→ Exercise
Print all the entries verbatim.

+++ Dataset

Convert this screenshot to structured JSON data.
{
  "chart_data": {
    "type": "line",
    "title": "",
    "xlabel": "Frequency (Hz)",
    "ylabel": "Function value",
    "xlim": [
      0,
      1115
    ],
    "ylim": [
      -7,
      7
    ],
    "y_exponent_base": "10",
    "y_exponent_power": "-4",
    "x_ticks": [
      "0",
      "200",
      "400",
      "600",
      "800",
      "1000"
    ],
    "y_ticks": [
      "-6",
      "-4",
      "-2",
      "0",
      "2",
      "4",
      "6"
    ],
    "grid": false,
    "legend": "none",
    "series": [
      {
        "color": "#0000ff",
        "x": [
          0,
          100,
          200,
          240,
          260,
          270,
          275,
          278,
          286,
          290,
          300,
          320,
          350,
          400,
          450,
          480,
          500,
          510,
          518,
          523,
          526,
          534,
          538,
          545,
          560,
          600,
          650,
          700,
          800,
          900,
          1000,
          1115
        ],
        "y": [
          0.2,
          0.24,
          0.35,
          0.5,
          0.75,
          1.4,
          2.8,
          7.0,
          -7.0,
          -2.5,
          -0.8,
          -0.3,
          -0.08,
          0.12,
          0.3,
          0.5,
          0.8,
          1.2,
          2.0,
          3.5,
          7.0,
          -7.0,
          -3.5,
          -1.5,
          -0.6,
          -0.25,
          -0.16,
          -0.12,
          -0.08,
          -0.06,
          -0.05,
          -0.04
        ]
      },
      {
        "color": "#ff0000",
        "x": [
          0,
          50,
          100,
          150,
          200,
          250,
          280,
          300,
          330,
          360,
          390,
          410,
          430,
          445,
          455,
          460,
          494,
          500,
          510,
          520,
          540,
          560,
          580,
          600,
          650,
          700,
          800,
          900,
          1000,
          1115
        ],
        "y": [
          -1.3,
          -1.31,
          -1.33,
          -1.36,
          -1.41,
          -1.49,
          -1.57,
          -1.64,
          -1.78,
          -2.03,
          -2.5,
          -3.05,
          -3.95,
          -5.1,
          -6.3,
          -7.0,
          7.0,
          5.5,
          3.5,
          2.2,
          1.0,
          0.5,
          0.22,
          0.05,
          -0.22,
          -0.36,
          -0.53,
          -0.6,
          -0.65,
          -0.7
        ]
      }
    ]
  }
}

++++++

→ Output
Convert this screenshot to structured JSON data.
{
  "chart_data": {
    "type": "line",
    "title": "",
    "xlabel": "Frequency (Hz)",
    "ylabel": "Function value",
    "xlim": [
      0,
      1115
    ],
    "ylim": [
      -7,
      7
    ],
    "y_exponent_base": "10",
    "y_exponent_power": "-4",
    "x_ticks": [
      "0",
      "200",
      "400",
      "600",
      "800",
      "1000"
    ],
    "y_ticks": [
      "-6",
      "-4",
      "-2",
      "0",
      "2",
      "4",
      "6"
    ],
    "grid": false,
    "legend": "none",
    "series": [
      {
        "color": "#0000ff",
        "x": [
          0,
          100,
          200,
          240,
          260,
          270,
          275,
          278,
          286,
          290,
          300,
          320,
          350,
          400,
          450,
          480,
          500,
          510,
          518,
          523,
          526,
          534,
          538,
          545,
          560,
          600,
          650,
          700,
          800,
          900,
          1000,
          1115
        ],
        "y": [
          0.2,
          0.24,
          0.35,
          0.5,
          0.75,
          1.4,
          2.8,
          7.0,
          -7.0,
          -2.5,
          -0.8,
          -0.3,
          -0.08,
          0.12,
          0.3,
          0.5,
          0.8,
          1.2,
          2.0,
          3.5,
          7.0,
          -7.0,
          -3.5,
          -1.5,
          -0.6,
          -0.25,
          -0.16,
          -0.12,
          -0.08,
          -0.06,
          -0.05,
          -0.04
        ]
      },
      {
        "color": "#ff0000",
        "x": [
          0,
          50,
          100,
          150,
          200,
          250,
          280,
          300,
          330,
          360,
          390,
          410,
          430,
          445,
          455,
          460,
          494,
          500,
          510,
          520,
          540,
          560,
          580,
          600,
          650,
          700,
          800,
          900,
          1000,
          1115
        ],
        "y": [
          -1.3,
          -1.31,
          -1.33,
          -1.36,
          -1.41,
          -1.49,
          -1.57,
          -1.64,
          -1.78,
          -2.03,
          -2.5,
          -3.05,
          -3.95,
          -5.1,
          -6.3,
          -7.0,
          7.0,
          5.5,
          3.5,
          2.2,
          1.0,
          0.5,
          0.22,
          0.05,
          -0.22,
          -0.36,
          -0.53,
          -0.6,
          -0.65,
          -0.7
        ]
      }
    ]
  }
}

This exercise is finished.